Work to do: Copy all the entries word for word, but omit the pictures.

Record excerpts:

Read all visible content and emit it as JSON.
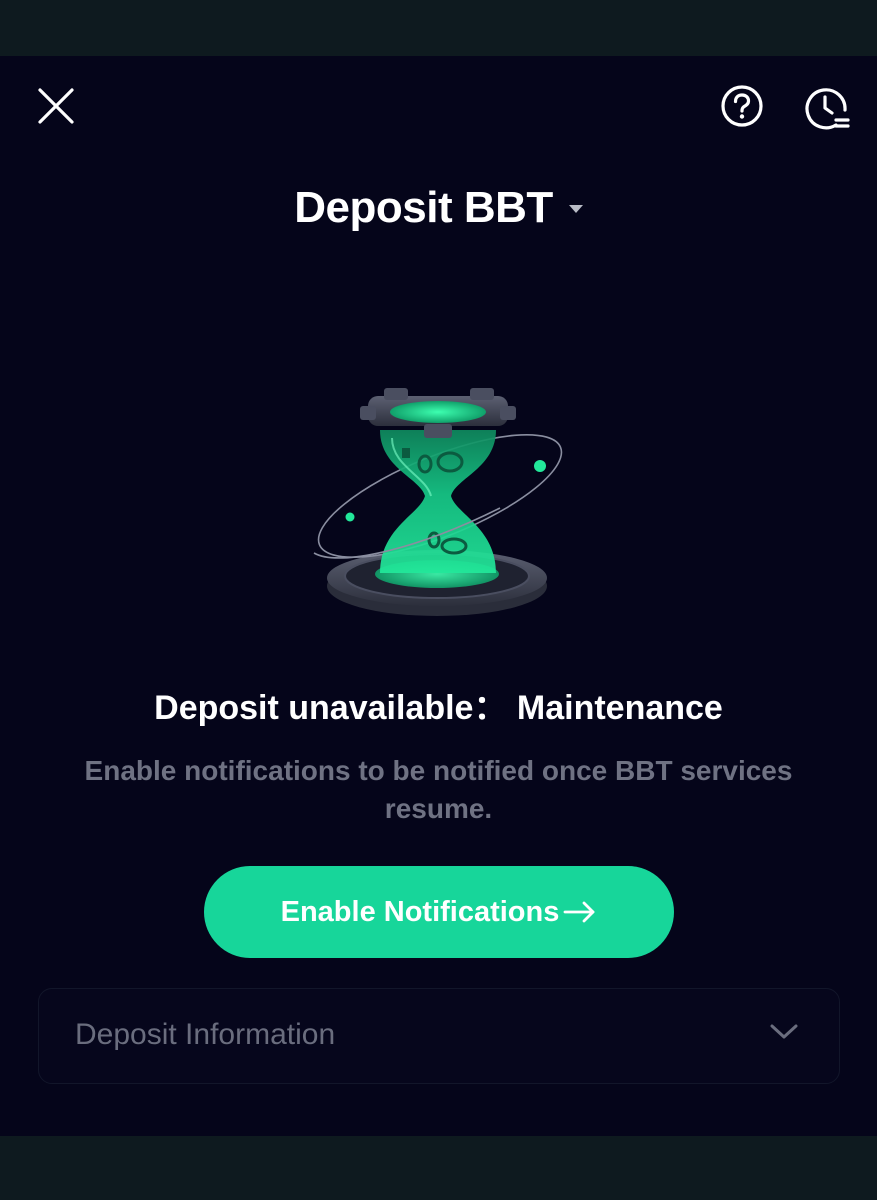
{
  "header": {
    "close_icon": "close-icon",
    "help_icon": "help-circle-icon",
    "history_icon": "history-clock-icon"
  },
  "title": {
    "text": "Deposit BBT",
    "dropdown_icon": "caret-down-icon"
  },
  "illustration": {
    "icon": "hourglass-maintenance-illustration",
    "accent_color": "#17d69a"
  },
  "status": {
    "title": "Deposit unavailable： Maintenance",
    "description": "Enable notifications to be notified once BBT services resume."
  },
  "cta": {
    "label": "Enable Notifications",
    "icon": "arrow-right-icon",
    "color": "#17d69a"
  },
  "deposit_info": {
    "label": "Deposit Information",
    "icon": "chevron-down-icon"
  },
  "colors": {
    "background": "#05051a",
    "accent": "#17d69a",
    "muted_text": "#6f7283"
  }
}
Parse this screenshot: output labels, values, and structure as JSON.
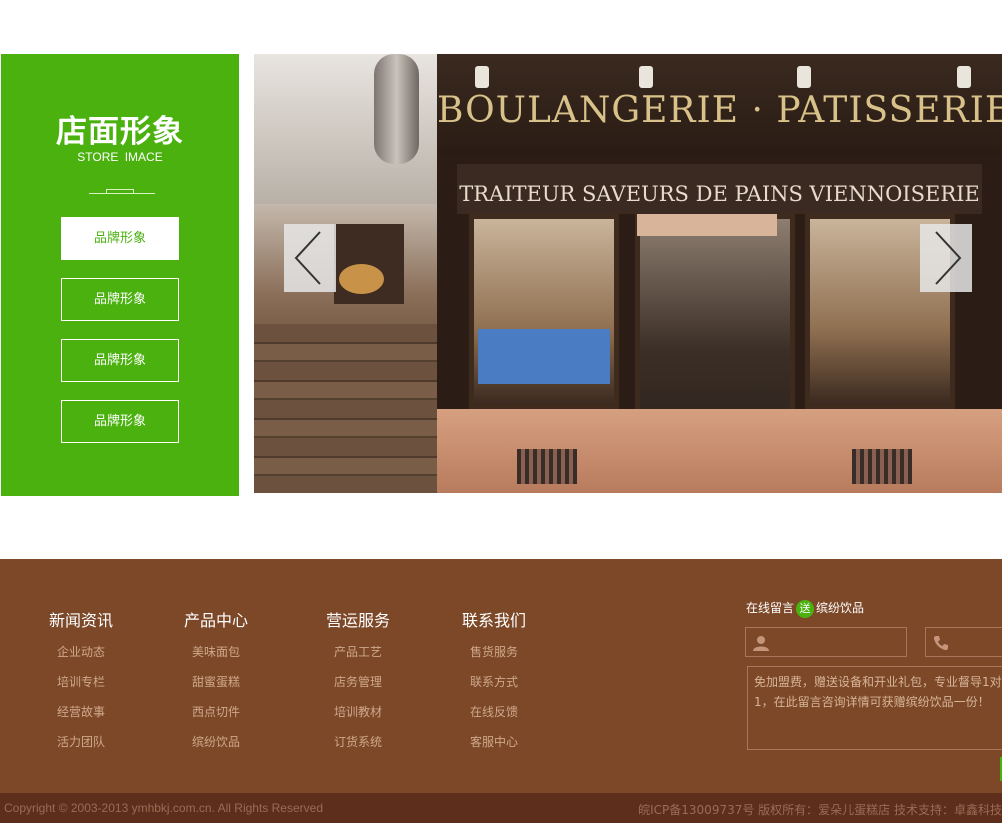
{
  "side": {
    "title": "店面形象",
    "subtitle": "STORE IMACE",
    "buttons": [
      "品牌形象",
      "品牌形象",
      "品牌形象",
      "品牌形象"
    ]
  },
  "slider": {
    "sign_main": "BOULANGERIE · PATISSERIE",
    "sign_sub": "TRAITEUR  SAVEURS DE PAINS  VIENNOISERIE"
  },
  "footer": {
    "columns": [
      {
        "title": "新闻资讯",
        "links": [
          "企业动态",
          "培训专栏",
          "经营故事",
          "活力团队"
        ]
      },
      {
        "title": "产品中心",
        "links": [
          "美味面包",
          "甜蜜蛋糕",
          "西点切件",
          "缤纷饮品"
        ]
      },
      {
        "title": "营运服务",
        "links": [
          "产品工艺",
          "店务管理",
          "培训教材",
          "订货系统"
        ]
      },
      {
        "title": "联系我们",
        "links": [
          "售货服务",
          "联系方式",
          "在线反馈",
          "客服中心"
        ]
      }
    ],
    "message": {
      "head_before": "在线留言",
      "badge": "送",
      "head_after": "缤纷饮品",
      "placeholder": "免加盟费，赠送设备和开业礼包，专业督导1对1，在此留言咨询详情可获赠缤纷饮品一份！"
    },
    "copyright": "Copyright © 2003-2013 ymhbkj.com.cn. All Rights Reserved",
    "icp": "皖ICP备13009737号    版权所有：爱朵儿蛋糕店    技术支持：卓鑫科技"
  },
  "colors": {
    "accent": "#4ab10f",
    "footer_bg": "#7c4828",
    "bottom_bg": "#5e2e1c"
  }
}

Final answer:
Read all visible content and emit it as JSON.
{
  "header": {
    "close_icon": "close-icon",
    "help_icon": "help-circle-icon",
    "history_icon": "history-clock-icon"
  },
  "title": {
    "text": "Deposit BBT",
    "dropdown_icon": "caret-down-icon"
  },
  "illustration": {
    "icon": "hourglass-maintenance-illustration",
    "accent_color": "#17d69a"
  },
  "status": {
    "title": "Deposit unavailable： Maintenance",
    "description": "Enable notifications to be notified once BBT services resume."
  },
  "cta": {
    "label": "Enable Notifications",
    "icon": "arrow-right-icon",
    "color": "#17d69a"
  },
  "deposit_info": {
    "label": "Deposit Information",
    "icon": "chevron-down-icon"
  },
  "colors": {
    "background": "#05051a",
    "accent": "#17d69a",
    "muted_text": "#6f7283"
  }
}
Parse this screenshot: output labels, values, and structure as JSON.
{
  "side": {
    "title": "店面形象",
    "subtitle": "STORE IMACE",
    "buttons": [
      "品牌形象",
      "品牌形象",
      "品牌形象",
      "品牌形象"
    ]
  },
  "slider": {
    "sign_main": "BOULANGERIE · PATISSERIE",
    "sign_sub": "TRAITEUR  SAVEURS DE PAINS  VIENNOISERIE"
  },
  "footer": {
    "columns": [
      {
        "title": "新闻资讯",
        "links": [
          "企业动态",
          "培训专栏",
          "经营故事",
          "活力团队"
        ]
      },
      {
        "title": "产品中心",
        "links": [
          "美味面包",
          "甜蜜蛋糕",
          "西点切件",
          "缤纷饮品"
        ]
      },
      {
        "title": "营运服务",
        "links": [
          "产品工艺",
          "店务管理",
          "培训教材",
          "订货系统"
        ]
      },
      {
        "title": "联系我们",
        "links": [
          "售货服务",
          "联系方式",
          "在线反馈",
          "客服中心"
        ]
      }
    ],
    "message": {
      "head_before": "在线留言",
      "badge": "送",
      "head_after": "缤纷饮品",
      "placeholder": "免加盟费，赠送设备和开业礼包，专业督导1对1，在此留言咨询详情可获赠缤纷饮品一份！"
    },
    "copyright": "Copyright © 2003-2013 ymhbkj.com.cn. All Rights Reserved",
    "icp": "皖ICP备13009737号    版权所有：爱朵儿蛋糕店    技术支持：卓鑫科技"
  },
  "colors": {
    "accent": "#4ab10f",
    "footer_bg": "#7c4828",
    "bottom_bg": "#5e2e1c"
  }
}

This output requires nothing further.